REQUIREMENTS: Please reproduce the entries below line for line, leaving out the pictures.

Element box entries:
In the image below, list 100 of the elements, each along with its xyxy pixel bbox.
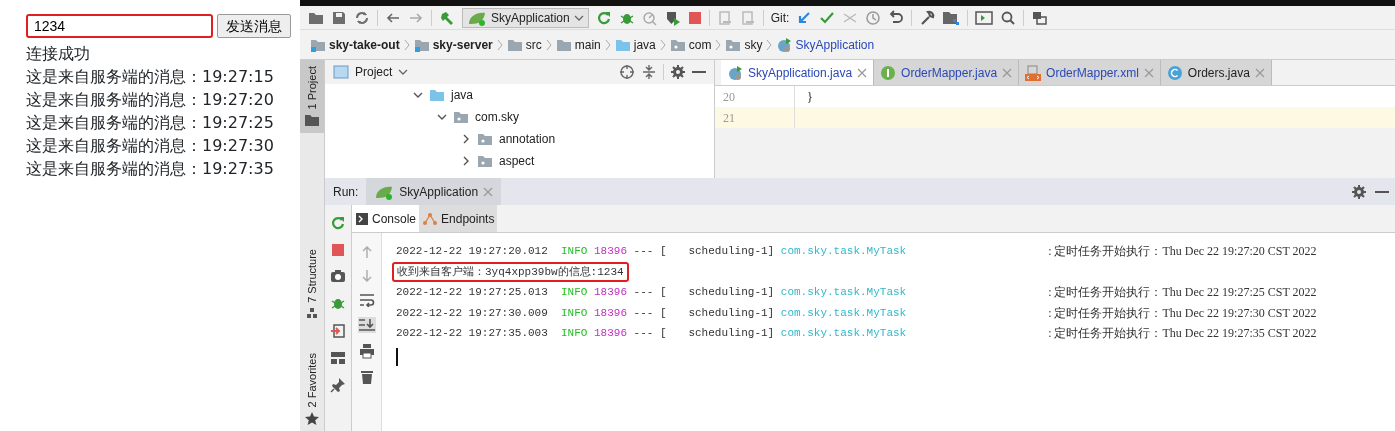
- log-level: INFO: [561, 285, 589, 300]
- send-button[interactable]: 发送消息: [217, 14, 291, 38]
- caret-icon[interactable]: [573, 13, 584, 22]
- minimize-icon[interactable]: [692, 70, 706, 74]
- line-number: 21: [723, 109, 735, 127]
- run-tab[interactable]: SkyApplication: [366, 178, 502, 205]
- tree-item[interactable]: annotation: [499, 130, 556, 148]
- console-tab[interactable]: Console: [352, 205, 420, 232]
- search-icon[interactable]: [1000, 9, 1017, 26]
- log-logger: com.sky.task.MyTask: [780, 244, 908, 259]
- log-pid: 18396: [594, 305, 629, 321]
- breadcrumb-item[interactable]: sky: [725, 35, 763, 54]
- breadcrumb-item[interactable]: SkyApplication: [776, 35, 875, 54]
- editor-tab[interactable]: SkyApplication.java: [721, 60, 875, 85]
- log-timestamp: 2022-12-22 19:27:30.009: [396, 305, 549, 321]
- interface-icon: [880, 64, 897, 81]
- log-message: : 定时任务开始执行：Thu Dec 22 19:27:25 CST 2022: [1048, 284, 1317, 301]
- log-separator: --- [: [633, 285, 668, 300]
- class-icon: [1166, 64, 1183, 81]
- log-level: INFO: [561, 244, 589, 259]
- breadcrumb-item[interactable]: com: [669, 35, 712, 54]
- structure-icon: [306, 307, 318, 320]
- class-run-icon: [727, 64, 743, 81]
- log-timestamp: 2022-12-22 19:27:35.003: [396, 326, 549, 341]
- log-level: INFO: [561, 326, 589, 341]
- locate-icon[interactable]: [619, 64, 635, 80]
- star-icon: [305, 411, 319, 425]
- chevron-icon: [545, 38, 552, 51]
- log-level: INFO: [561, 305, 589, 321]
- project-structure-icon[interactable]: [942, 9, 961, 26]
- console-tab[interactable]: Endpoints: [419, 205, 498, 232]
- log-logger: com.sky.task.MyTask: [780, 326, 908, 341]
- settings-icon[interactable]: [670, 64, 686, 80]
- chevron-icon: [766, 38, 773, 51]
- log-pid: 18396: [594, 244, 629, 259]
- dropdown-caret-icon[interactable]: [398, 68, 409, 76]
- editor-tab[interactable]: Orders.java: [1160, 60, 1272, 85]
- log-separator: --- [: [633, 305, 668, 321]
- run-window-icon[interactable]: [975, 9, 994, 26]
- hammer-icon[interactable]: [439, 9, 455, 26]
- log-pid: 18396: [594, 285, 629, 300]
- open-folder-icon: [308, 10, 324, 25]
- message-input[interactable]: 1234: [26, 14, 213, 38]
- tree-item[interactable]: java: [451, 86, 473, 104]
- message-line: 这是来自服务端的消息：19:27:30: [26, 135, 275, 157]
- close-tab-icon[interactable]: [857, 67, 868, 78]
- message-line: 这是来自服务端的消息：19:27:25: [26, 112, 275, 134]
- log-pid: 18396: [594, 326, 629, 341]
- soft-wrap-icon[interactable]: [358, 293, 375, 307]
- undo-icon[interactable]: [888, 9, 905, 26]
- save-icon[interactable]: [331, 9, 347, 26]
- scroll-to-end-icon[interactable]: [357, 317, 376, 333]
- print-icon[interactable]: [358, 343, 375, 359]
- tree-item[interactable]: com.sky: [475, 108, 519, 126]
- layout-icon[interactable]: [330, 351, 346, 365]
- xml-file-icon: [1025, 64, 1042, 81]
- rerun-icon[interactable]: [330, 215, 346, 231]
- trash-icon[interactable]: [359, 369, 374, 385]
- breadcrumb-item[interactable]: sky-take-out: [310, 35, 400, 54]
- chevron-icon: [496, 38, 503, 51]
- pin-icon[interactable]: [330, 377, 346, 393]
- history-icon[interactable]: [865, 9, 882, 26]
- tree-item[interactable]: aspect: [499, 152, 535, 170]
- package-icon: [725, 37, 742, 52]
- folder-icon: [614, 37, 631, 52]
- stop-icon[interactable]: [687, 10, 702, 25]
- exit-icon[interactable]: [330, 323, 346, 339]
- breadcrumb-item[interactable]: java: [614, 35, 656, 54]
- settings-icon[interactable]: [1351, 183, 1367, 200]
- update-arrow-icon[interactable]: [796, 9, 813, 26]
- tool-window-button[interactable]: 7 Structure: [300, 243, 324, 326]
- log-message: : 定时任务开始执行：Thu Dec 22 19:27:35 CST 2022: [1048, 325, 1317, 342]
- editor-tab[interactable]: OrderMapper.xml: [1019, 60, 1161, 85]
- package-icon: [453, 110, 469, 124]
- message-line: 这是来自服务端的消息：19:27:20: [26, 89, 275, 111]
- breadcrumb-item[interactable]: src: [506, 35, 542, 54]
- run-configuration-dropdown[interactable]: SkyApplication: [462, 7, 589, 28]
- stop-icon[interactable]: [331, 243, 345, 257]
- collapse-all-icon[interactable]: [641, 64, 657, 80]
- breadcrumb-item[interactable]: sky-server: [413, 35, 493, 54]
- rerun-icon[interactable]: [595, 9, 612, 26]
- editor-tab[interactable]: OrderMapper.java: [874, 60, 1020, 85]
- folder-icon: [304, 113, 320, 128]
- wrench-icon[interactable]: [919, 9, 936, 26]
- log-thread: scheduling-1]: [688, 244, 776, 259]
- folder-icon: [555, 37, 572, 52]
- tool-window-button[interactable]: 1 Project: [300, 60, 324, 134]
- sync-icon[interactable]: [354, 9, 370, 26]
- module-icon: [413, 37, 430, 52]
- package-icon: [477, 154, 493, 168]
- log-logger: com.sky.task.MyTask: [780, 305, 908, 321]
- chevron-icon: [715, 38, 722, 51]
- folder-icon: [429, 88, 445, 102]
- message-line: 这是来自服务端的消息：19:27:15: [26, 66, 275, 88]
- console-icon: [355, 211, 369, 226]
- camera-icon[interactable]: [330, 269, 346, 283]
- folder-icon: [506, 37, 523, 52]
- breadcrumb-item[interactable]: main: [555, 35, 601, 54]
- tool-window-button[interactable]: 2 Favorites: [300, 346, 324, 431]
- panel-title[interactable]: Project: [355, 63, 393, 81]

RIGHT ANSWER:
In the image below, list 100 of the elements, each along with its xyxy pixel bbox.
- log-level: INFO: [561, 285, 589, 300]
- send-button[interactable]: 发送消息: [217, 14, 291, 38]
- caret-icon[interactable]: [573, 13, 584, 22]
- minimize-icon[interactable]: [692, 70, 706, 74]
- line-number: 21: [723, 109, 735, 127]
- run-tab[interactable]: SkyApplication: [366, 178, 502, 205]
- tree-item[interactable]: annotation: [499, 130, 556, 148]
- console-tab[interactable]: Console: [352, 205, 420, 232]
- search-icon[interactable]: [1000, 9, 1017, 26]
- log-logger: com.sky.task.MyTask: [780, 244, 908, 259]
- log-pid: 18396: [594, 305, 629, 321]
- breadcrumb-item[interactable]: sky: [725, 35, 763, 54]
- breadcrumb-item[interactable]: SkyApplication: [776, 35, 875, 54]
- editor-tab[interactable]: SkyApplication.java: [721, 60, 875, 85]
- log-timestamp: 2022-12-22 19:27:30.009: [396, 305, 549, 321]
- interface-icon: [880, 64, 897, 81]
- log-message: : 定时任务开始执行：Thu Dec 22 19:27:25 CST 2022: [1048, 284, 1317, 301]
- log-separator: --- [: [633, 285, 668, 300]
- class-icon: [1166, 64, 1183, 81]
- log-level: INFO: [561, 244, 589, 259]
- breadcrumb-item[interactable]: com: [669, 35, 712, 54]
- structure-icon: [306, 307, 318, 320]
- class-run-icon: [727, 64, 743, 81]
- log-timestamp: 2022-12-22 19:27:35.003: [396, 326, 549, 341]
- log-level: INFO: [561, 326, 589, 341]
- locate-icon[interactable]: [619, 64, 635, 80]
- star-icon: [305, 411, 319, 425]
- chevron-icon: [545, 38, 552, 51]
- log-level: INFO: [561, 305, 589, 321]
- project-structure-icon[interactable]: [942, 9, 961, 26]
- console-tab[interactable]: Endpoints: [419, 205, 498, 232]
- log-logger: com.sky.task.MyTask: [780, 326, 908, 341]
- settings-icon[interactable]: [670, 64, 686, 80]
- chevron-icon: [766, 38, 773, 51]
- log-pid: 18396: [594, 244, 629, 259]
- dropdown-caret-icon[interactable]: [398, 68, 409, 76]
- editor-tab[interactable]: Orders.java: [1160, 60, 1272, 85]
- log-separator: --- [: [633, 305, 668, 321]
- run-window-icon[interactable]: [975, 9, 994, 26]
- hammer-icon[interactable]: [439, 9, 455, 26]
- log-pid: 18396: [594, 285, 629, 300]
- open-folder-icon: [308, 10, 324, 25]
- message-input[interactable]: 1234: [26, 14, 213, 38]
- tree-item[interactable]: java: [451, 86, 473, 104]
- message-line: 这是来自服务端的消息：19:27:30: [26, 135, 275, 157]
- close-tab-icon[interactable]: [857, 67, 868, 78]
- message-line: 这是来自服务端的消息：19:27:25: [26, 112, 275, 134]
- log-pid: 18396: [594, 326, 629, 341]
- soft-wrap-icon[interactable]: [358, 293, 375, 307]
- undo-icon[interactable]: [888, 9, 905, 26]
- save-icon[interactable]: [331, 9, 347, 26]
- scroll-to-end-icon[interactable]: [357, 317, 376, 333]
- print-icon[interactable]: [358, 343, 375, 359]
- tree-item[interactable]: com.sky: [475, 108, 519, 126]
- layout-icon[interactable]: [330, 351, 346, 365]
- xml-file-icon: [1025, 64, 1042, 81]
- rerun-icon[interactable]: [330, 215, 346, 231]
- trash-icon[interactable]: [359, 369, 374, 385]
- breadcrumb-item[interactable]: sky-take-out: [310, 35, 400, 54]
- chevron-icon: [496, 38, 503, 51]
- pin-icon[interactable]: [330, 377, 346, 393]
- history-icon[interactable]: [865, 9, 882, 26]
- tree-item[interactable]: aspect: [499, 152, 535, 170]
- package-icon: [725, 37, 742, 52]
- folder-icon: [614, 37, 631, 52]
- stop-icon[interactable]: [687, 10, 702, 25]
- exit-icon[interactable]: [330, 323, 346, 339]
- breadcrumb-item[interactable]: java: [614, 35, 656, 54]
- settings-icon[interactable]: [1351, 183, 1367, 200]
- update-arrow-icon[interactable]: [796, 9, 813, 26]
- tool-window-button[interactable]: 7 Structure: [300, 243, 324, 326]
- log-message: : 定时任务开始执行：Thu Dec 22 19:27:35 CST 2022: [1048, 325, 1317, 342]
- editor-tab[interactable]: OrderMapper.xml: [1019, 60, 1161, 85]
- package-icon: [453, 110, 469, 124]
- message-line: 这是来自服务端的消息：19:27:20: [26, 89, 275, 111]
- breadcrumb-item[interactable]: src: [506, 35, 542, 54]
- run-configuration-dropdown[interactable]: SkyApplication: [462, 7, 589, 28]
- stop-icon[interactable]: [331, 243, 345, 257]
- collapse-all-icon[interactable]: [641, 64, 657, 80]
- breadcrumb-item[interactable]: sky-server: [413, 35, 493, 54]
- rerun-icon[interactable]: [595, 9, 612, 26]
- editor-tab[interactable]: OrderMapper.java: [874, 60, 1020, 85]
- folder-icon: [304, 113, 320, 128]
- wrench-icon[interactable]: [919, 9, 936, 26]
- log-thread: scheduling-1]: [688, 244, 776, 259]
- folder-icon: [555, 37, 572, 52]
- tool-window-button[interactable]: 1 Project: [300, 60, 324, 134]
- sync-icon[interactable]: [354, 9, 370, 26]
- module-icon: [413, 37, 430, 52]
- package-icon: [477, 154, 493, 168]
- log-logger: com.sky.task.MyTask: [780, 305, 908, 321]
- chevron-icon: [715, 38, 722, 51]
- folder-icon: [429, 88, 445, 102]
- message-line: 这是来自服务端的消息：19:27:15: [26, 66, 275, 88]
- console-icon: [355, 211, 369, 226]
- camera-icon[interactable]: [330, 269, 346, 283]
- folder-icon: [506, 37, 523, 52]
- breadcrumb-item[interactable]: main: [555, 35, 601, 54]
- tool-window-button[interactable]: 2 Favorites: [300, 346, 324, 431]
- panel-title[interactable]: Project: [355, 63, 393, 81]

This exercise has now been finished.